WHAT YOU NEED TO DO
Among the lines below, how many carry the string "content"? Reply with a number and nothing else.

PROVIDED DATA
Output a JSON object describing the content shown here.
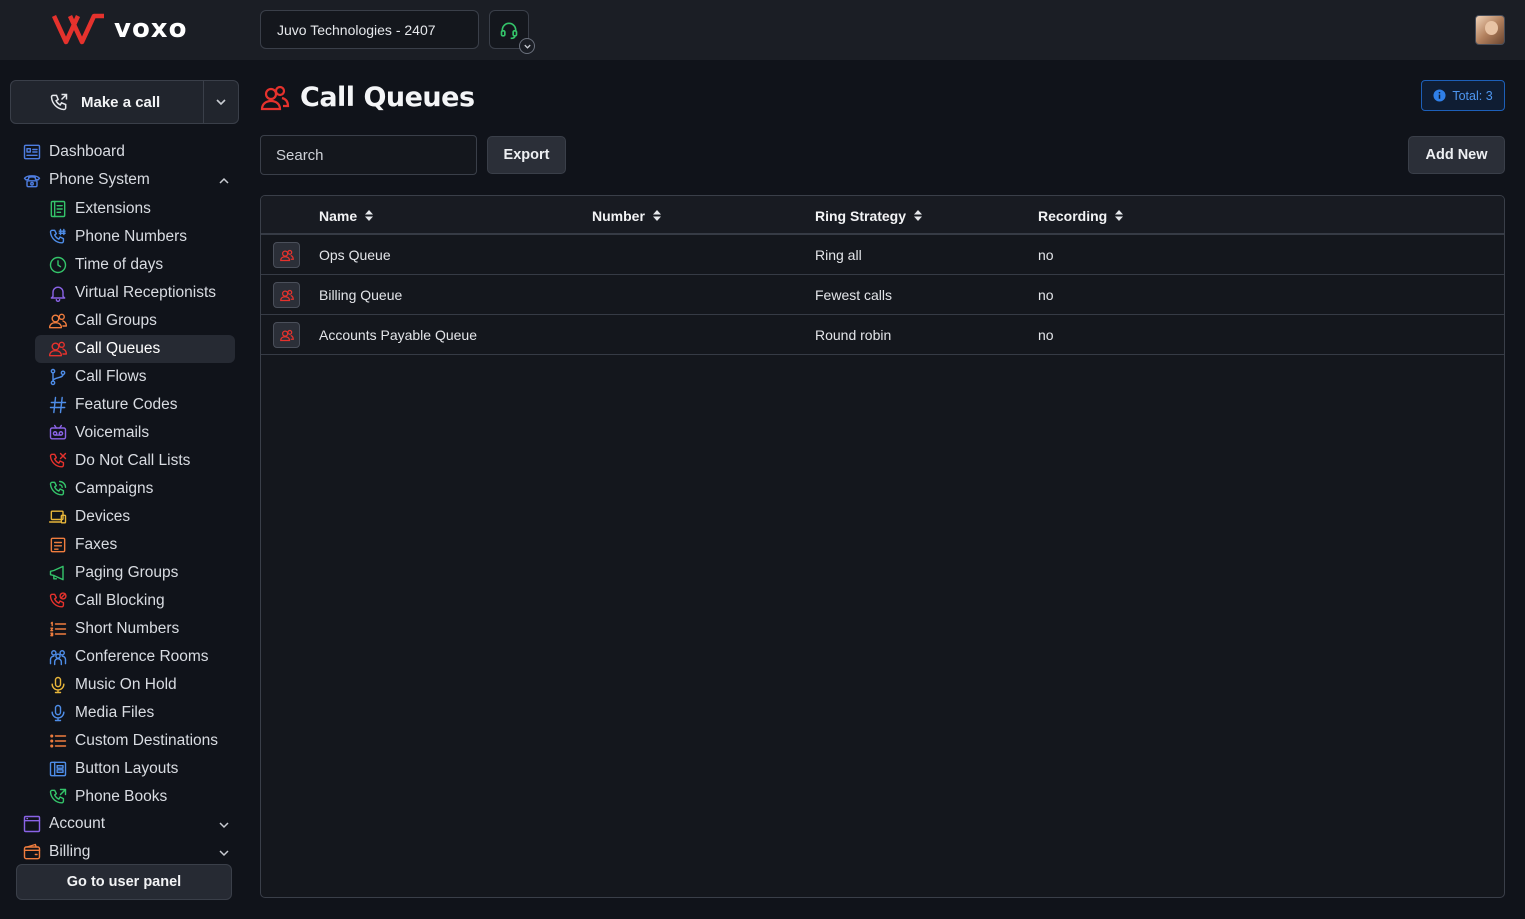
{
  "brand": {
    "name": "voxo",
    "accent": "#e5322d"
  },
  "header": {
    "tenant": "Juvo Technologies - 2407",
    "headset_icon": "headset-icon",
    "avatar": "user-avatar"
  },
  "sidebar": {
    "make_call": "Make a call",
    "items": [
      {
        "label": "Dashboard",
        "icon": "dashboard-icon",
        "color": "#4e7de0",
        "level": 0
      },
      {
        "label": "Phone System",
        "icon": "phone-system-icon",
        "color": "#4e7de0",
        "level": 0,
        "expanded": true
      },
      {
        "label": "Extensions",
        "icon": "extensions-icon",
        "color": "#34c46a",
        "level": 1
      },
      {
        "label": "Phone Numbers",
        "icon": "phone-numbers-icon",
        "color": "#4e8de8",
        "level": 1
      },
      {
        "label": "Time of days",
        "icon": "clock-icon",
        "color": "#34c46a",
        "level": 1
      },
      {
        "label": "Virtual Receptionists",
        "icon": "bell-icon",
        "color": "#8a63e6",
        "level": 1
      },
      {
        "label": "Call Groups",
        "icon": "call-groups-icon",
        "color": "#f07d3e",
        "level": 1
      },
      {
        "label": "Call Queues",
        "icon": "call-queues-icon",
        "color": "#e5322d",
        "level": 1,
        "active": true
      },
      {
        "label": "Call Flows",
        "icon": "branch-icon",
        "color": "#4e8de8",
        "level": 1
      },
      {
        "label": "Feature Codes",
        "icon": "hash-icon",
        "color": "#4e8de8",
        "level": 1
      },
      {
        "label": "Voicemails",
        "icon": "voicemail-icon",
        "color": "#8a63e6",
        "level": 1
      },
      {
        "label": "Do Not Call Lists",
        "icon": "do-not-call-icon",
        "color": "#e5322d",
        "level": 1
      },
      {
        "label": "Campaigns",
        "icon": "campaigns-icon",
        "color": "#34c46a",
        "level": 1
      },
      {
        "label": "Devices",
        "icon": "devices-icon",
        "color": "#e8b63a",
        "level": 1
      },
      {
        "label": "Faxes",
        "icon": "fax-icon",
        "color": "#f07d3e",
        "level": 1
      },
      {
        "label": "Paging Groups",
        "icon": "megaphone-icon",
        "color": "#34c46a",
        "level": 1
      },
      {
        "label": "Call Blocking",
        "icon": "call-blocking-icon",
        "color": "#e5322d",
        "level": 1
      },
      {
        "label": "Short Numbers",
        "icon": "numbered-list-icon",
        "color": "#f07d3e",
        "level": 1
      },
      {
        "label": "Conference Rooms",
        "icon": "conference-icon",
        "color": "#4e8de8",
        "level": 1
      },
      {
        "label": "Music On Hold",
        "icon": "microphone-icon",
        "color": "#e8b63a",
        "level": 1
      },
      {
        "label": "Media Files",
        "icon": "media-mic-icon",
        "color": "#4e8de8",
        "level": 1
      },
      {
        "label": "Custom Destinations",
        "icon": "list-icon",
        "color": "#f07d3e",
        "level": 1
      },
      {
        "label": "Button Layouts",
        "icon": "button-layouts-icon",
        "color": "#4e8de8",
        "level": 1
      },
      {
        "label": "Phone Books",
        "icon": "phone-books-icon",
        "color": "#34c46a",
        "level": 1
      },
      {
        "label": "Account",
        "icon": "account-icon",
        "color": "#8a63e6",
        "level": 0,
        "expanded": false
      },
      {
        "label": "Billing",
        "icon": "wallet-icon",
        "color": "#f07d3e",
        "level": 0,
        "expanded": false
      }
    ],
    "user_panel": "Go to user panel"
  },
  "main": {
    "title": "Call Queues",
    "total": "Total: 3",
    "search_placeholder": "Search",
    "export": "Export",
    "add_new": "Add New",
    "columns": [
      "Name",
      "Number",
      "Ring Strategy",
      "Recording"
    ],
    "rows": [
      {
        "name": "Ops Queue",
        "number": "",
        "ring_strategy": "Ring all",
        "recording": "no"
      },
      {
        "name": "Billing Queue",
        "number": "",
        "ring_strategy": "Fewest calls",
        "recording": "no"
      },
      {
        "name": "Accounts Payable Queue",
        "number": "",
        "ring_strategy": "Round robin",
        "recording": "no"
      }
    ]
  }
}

==

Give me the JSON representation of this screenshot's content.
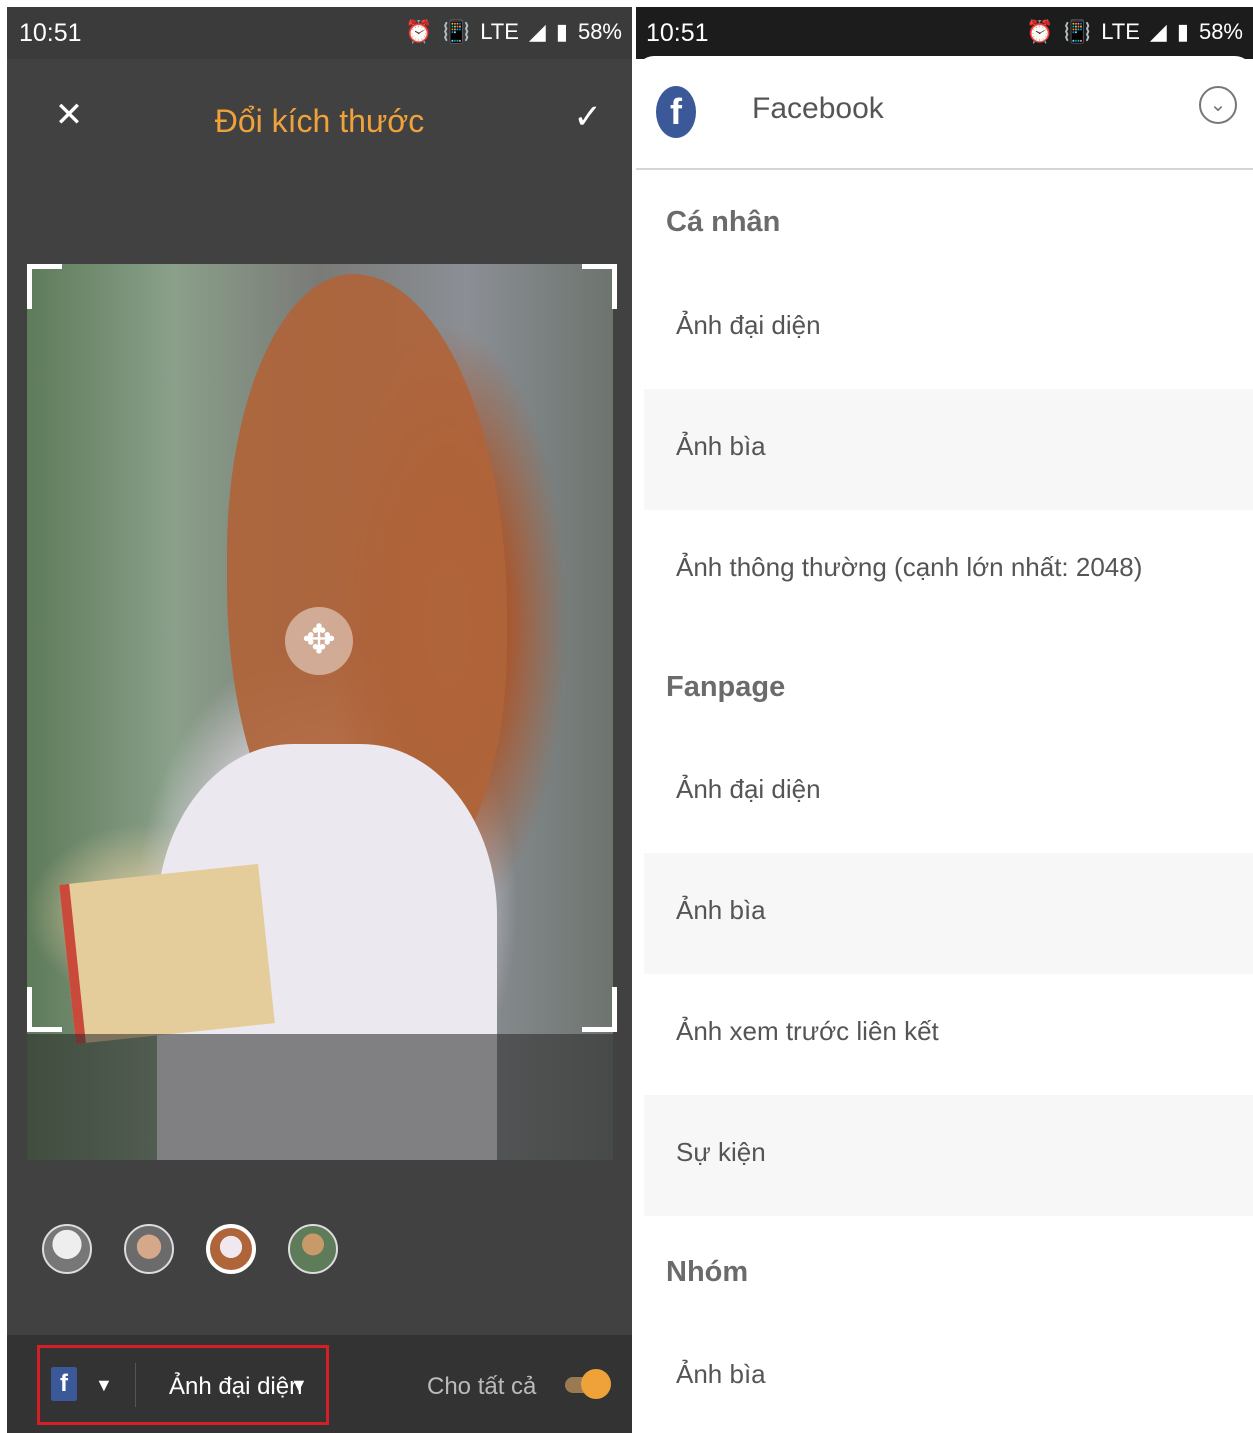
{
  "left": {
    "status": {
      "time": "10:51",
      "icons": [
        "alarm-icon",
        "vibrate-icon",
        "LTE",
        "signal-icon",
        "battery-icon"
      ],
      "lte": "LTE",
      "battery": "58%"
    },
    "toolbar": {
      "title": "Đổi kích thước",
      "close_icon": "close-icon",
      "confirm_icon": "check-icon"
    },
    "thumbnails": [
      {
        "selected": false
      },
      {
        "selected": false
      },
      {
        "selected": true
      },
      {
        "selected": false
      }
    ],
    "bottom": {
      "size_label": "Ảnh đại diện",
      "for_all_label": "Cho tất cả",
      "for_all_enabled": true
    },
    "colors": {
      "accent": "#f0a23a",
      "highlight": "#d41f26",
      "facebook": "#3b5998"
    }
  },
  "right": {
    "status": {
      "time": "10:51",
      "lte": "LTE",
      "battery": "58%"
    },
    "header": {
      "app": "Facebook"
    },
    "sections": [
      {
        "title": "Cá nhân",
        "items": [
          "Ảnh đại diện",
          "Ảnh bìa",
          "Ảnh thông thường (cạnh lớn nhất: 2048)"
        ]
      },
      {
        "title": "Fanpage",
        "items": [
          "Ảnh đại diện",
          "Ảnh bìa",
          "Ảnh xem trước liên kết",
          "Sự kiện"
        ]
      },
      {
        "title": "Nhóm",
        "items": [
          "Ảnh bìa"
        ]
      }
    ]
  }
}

RIGHT ANSWER
2